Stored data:
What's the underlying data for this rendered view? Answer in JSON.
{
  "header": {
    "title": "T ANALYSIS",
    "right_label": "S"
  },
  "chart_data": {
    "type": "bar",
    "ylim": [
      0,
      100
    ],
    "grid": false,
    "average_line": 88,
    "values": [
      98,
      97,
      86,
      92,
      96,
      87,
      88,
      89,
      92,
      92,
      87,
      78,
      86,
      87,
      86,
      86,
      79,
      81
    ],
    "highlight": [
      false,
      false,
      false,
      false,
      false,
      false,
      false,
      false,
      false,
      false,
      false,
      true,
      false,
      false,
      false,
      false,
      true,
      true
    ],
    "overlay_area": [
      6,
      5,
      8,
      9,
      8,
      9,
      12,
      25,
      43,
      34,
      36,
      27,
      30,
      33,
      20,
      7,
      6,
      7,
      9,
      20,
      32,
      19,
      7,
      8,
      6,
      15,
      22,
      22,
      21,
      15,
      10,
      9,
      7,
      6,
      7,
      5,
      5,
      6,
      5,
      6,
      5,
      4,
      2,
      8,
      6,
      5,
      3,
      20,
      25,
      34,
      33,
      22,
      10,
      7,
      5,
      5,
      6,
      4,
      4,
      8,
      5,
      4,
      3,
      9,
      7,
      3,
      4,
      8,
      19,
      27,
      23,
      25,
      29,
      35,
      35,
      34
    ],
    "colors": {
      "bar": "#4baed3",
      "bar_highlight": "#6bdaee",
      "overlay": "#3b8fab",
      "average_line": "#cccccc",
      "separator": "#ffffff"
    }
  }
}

## What is expected
Write the data back out verbatim.

## Exercise output
What's the underlying data for this rendered view? Answer in JSON.
{
  "header": {
    "title": "T ANALYSIS",
    "right_label": "S"
  },
  "chart_data": {
    "type": "bar",
    "ylim": [
      0,
      100
    ],
    "grid": false,
    "average_line": 88,
    "values": [
      98,
      97,
      86,
      92,
      96,
      87,
      88,
      89,
      92,
      92,
      87,
      78,
      86,
      87,
      86,
      86,
      79,
      81
    ],
    "highlight": [
      false,
      false,
      false,
      false,
      false,
      false,
      false,
      false,
      false,
      false,
      false,
      true,
      false,
      false,
      false,
      false,
      true,
      true
    ],
    "overlay_area": [
      6,
      5,
      8,
      9,
      8,
      9,
      12,
      25,
      43,
      34,
      36,
      27,
      30,
      33,
      20,
      7,
      6,
      7,
      9,
      20,
      32,
      19,
      7,
      8,
      6,
      15,
      22,
      22,
      21,
      15,
      10,
      9,
      7,
      6,
      7,
      5,
      5,
      6,
      5,
      6,
      5,
      4,
      2,
      8,
      6,
      5,
      3,
      20,
      25,
      34,
      33,
      22,
      10,
      7,
      5,
      5,
      6,
      4,
      4,
      8,
      5,
      4,
      3,
      9,
      7,
      3,
      4,
      8,
      19,
      27,
      23,
      25,
      29,
      35,
      35,
      34
    ],
    "colors": {
      "bar": "#4baed3",
      "bar_highlight": "#6bdaee",
      "overlay": "#3b8fab",
      "average_line": "#cccccc",
      "separator": "#ffffff"
    }
  }
}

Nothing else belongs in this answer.